--- Recorded data ---
_ _ _ _ _ _ _

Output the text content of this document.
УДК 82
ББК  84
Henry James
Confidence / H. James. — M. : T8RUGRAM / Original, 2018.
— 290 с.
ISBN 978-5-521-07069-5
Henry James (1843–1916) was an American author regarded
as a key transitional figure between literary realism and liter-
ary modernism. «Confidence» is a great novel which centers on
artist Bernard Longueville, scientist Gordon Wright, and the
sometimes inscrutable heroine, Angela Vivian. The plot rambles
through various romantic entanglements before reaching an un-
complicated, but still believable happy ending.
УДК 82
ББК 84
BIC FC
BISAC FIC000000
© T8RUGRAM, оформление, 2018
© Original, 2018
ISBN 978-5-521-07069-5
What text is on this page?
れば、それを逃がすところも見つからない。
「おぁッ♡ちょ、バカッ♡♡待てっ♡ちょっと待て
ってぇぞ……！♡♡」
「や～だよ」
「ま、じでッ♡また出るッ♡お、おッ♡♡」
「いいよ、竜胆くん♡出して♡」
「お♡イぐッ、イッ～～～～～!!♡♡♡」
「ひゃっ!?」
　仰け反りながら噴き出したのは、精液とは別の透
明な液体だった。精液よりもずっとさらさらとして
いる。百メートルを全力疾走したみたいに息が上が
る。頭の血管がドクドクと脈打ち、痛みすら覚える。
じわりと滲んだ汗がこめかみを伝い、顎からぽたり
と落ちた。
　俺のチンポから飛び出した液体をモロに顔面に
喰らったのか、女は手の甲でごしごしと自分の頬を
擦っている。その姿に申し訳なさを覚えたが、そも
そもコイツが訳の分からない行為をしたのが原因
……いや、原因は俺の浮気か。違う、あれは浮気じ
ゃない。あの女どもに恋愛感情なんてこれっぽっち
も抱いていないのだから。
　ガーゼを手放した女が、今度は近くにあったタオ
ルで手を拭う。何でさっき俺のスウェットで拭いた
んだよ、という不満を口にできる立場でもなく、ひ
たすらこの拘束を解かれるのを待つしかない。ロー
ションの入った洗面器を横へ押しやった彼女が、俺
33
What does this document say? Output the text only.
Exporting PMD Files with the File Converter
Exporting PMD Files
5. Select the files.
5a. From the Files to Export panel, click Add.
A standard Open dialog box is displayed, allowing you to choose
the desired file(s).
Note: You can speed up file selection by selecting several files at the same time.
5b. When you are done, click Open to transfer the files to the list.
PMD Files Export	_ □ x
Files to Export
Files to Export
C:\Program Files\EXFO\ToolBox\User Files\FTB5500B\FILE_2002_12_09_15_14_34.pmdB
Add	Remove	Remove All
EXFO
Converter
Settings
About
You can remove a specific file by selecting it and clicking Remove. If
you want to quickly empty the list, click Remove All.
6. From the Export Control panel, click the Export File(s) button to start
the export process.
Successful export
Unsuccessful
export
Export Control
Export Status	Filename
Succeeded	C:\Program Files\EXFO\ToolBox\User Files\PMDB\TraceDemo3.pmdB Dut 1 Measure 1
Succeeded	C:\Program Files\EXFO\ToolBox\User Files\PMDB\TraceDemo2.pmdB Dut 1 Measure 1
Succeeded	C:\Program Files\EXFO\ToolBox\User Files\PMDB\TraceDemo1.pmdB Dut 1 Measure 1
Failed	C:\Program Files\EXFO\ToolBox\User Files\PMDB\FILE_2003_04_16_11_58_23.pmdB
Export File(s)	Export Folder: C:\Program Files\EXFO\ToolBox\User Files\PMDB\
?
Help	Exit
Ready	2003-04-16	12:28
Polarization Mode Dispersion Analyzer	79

_ _ _ _ _ _ _

--- Exercise prompt ---
Say how many lines include the word "Exporting"; reply with the number alone.

--- Result for this task ---
2